— start of Data to process —
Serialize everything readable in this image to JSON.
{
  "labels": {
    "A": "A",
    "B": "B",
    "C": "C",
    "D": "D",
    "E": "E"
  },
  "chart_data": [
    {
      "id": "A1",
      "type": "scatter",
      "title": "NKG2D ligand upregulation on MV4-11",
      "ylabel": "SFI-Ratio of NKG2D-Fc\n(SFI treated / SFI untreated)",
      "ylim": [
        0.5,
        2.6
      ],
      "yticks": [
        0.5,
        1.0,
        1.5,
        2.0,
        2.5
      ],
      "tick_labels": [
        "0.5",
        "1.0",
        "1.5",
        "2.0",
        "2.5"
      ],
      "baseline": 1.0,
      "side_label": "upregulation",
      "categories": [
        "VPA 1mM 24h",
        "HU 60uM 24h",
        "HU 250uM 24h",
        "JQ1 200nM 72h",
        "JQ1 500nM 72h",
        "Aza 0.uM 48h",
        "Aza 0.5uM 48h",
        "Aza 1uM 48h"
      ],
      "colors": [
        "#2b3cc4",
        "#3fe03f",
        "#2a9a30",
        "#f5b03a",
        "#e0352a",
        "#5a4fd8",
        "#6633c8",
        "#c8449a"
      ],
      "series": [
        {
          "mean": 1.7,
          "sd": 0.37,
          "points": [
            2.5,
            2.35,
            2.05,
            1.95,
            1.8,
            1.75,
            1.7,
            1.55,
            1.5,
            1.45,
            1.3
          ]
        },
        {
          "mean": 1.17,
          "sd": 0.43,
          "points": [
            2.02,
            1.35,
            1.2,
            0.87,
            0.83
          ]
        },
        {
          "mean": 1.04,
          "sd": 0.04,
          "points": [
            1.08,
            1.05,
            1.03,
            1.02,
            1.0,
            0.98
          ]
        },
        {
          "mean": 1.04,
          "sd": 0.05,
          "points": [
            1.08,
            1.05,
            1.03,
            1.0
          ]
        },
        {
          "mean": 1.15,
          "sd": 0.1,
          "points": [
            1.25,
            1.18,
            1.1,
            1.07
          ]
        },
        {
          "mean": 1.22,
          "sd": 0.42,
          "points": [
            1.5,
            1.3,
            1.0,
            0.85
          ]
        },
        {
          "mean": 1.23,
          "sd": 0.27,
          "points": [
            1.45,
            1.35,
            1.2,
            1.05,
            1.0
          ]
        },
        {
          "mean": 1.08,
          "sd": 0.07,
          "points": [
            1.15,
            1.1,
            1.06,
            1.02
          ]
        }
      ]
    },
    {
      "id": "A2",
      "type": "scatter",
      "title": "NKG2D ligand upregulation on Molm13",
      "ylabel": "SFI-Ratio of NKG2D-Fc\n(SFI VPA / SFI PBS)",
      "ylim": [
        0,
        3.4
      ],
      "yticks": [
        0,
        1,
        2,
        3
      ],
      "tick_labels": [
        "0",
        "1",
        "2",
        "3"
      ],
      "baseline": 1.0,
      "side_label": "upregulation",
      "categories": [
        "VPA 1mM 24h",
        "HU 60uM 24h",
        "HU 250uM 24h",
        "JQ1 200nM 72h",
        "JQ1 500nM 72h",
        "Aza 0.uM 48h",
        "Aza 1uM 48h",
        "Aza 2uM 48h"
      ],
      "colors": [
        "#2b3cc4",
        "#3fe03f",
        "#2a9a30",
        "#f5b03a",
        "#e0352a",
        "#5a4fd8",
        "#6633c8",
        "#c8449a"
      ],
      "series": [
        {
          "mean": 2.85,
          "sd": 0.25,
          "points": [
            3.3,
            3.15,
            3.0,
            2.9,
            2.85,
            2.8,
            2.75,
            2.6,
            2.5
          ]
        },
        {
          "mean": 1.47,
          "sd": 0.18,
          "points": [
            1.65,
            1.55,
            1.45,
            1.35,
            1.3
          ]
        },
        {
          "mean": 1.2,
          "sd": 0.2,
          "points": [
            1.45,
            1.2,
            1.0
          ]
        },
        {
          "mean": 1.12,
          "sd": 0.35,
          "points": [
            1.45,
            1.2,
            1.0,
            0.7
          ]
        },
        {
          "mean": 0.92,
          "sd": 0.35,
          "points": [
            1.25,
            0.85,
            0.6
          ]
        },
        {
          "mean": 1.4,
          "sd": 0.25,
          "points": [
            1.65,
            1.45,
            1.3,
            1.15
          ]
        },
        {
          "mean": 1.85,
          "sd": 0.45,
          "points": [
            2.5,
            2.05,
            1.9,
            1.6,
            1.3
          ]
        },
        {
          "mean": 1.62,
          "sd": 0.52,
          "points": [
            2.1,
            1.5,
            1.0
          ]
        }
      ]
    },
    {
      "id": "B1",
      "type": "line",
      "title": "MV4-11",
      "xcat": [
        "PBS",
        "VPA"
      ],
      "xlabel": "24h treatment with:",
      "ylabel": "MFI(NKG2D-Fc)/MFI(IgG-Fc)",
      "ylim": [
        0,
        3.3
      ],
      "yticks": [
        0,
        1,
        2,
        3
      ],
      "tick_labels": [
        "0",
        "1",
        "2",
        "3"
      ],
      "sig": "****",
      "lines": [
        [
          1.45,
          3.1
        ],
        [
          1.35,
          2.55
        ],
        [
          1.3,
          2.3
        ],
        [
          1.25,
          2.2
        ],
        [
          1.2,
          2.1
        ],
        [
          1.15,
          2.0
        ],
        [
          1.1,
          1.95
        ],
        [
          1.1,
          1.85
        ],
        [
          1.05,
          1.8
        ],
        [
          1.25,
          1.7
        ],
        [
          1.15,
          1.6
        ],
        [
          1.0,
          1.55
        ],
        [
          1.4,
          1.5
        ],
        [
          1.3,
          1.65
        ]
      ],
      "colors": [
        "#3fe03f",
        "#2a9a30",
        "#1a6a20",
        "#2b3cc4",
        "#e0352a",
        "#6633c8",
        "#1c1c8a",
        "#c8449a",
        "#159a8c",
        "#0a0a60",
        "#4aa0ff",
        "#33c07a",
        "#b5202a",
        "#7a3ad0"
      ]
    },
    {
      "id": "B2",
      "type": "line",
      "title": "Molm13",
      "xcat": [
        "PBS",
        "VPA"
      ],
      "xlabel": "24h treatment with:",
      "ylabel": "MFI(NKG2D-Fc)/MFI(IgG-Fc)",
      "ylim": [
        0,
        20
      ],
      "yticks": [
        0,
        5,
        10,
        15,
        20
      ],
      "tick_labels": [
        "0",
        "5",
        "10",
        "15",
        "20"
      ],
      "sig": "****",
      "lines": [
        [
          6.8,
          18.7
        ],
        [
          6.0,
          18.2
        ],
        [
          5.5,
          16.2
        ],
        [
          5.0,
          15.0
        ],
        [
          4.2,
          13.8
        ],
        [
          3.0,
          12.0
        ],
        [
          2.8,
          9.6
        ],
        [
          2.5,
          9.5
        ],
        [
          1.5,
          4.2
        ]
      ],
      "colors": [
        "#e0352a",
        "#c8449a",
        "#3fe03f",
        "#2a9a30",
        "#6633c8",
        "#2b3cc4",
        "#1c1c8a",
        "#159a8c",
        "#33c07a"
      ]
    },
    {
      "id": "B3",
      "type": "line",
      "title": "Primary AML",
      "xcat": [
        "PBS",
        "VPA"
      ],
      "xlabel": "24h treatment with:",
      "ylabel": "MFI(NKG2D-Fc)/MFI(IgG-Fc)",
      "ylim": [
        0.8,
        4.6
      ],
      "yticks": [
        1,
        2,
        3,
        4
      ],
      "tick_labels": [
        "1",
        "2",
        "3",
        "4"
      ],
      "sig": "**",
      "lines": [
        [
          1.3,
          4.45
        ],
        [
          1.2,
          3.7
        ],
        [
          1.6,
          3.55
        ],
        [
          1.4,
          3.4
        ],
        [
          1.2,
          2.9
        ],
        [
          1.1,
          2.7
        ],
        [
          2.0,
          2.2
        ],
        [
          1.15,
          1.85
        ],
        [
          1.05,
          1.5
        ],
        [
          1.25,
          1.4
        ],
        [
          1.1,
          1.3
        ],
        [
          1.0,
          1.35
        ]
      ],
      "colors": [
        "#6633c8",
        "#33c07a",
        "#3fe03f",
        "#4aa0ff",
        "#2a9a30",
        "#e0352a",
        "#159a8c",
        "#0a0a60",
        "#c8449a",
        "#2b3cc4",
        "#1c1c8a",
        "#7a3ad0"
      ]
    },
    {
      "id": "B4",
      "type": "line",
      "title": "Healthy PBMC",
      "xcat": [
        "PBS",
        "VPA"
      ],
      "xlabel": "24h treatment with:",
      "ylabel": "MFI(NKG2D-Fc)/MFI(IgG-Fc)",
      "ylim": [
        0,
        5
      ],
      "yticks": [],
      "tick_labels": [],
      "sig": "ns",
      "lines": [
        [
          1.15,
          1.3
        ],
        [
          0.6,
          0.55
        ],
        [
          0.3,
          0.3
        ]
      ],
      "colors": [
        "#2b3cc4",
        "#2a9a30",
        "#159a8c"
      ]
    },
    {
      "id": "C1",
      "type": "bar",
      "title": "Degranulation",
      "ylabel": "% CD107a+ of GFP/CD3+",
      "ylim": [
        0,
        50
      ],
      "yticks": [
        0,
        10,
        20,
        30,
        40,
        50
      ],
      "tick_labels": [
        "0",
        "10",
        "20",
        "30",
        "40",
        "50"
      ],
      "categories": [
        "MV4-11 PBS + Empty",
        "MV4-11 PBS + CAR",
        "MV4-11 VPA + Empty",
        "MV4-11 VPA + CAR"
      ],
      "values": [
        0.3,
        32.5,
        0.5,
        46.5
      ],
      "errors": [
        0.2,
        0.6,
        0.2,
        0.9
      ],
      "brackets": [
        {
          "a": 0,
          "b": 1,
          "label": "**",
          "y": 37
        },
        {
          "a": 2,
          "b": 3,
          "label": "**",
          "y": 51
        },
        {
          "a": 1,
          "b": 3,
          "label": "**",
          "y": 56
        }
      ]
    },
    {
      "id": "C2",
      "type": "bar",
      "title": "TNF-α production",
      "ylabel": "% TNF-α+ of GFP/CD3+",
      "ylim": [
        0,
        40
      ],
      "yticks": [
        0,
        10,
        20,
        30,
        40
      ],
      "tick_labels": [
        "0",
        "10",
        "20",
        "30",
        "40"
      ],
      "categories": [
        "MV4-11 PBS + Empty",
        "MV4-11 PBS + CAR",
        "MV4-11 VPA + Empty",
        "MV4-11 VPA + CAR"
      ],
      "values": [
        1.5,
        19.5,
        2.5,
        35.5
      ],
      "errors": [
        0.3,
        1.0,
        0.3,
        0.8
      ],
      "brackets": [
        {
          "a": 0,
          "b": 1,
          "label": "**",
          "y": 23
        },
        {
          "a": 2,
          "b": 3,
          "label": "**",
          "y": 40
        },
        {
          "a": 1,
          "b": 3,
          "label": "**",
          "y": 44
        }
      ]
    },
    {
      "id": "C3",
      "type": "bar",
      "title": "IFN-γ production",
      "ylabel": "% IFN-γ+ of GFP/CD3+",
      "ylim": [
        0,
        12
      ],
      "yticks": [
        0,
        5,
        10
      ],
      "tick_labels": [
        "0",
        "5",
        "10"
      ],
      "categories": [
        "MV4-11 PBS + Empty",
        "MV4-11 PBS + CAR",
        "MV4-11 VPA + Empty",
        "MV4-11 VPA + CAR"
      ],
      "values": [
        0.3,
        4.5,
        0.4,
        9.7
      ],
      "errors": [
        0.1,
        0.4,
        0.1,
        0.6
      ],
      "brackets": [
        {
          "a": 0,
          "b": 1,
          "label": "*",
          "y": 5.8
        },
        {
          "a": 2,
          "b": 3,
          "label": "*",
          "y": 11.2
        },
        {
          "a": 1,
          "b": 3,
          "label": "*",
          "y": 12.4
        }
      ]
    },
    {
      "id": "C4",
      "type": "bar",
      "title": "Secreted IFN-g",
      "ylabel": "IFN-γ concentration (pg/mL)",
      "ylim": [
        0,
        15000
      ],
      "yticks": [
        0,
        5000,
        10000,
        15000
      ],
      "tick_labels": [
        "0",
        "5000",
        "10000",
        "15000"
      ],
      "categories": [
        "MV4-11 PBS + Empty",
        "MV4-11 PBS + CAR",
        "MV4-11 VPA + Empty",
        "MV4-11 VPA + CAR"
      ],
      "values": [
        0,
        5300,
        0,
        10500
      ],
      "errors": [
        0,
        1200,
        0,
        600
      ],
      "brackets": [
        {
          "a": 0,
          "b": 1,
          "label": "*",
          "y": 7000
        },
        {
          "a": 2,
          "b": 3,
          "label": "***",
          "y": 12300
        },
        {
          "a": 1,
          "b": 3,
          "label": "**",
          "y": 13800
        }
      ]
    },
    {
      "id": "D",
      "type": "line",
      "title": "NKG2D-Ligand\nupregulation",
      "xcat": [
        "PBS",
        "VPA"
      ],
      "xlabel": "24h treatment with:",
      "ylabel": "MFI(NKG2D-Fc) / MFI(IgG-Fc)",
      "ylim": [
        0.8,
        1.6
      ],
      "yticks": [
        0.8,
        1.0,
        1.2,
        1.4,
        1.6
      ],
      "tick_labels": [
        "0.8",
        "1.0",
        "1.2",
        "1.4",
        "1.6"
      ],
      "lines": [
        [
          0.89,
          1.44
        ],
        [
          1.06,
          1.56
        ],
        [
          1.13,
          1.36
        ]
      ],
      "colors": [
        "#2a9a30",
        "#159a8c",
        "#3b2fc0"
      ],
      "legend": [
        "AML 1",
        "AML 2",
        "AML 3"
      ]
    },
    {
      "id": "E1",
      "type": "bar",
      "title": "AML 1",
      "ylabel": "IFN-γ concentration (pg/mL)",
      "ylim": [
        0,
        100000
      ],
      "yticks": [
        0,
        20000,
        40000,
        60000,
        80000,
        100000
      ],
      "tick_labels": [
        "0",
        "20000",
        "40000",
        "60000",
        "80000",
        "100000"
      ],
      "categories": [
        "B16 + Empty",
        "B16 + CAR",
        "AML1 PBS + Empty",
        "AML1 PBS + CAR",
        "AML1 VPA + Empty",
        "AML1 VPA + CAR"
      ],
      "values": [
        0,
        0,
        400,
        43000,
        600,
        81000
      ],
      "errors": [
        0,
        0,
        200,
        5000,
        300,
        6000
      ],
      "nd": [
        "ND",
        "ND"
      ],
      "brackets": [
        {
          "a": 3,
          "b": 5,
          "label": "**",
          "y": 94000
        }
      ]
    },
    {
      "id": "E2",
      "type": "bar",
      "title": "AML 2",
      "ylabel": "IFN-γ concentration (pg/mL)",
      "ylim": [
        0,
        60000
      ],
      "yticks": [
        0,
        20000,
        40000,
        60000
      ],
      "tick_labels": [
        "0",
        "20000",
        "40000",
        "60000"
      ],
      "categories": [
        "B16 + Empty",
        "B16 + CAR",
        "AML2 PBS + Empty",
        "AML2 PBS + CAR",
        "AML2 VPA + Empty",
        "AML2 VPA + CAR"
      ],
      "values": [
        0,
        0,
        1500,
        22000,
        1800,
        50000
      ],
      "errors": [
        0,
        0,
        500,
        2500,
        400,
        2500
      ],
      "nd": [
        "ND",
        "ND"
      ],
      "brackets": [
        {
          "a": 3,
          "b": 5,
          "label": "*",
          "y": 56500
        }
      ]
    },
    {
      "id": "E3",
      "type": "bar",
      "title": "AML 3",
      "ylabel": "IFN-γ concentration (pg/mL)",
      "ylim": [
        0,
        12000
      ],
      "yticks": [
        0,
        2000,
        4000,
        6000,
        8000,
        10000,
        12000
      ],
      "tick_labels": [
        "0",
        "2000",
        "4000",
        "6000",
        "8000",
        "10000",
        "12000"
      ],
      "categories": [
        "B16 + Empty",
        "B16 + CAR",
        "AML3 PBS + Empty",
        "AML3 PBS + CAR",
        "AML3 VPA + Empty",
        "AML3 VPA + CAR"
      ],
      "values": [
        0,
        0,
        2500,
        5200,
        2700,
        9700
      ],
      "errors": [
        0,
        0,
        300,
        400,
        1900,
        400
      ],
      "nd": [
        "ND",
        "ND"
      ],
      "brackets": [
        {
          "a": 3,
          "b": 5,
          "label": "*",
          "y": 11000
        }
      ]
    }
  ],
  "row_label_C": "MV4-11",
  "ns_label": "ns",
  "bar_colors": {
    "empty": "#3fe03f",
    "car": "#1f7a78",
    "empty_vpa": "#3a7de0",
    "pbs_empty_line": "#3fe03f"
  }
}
— end of Data to process —
Problem to solve:
Scan the material above and determine how many lines include the word "production"; report only the number.

Result of this exercise:
2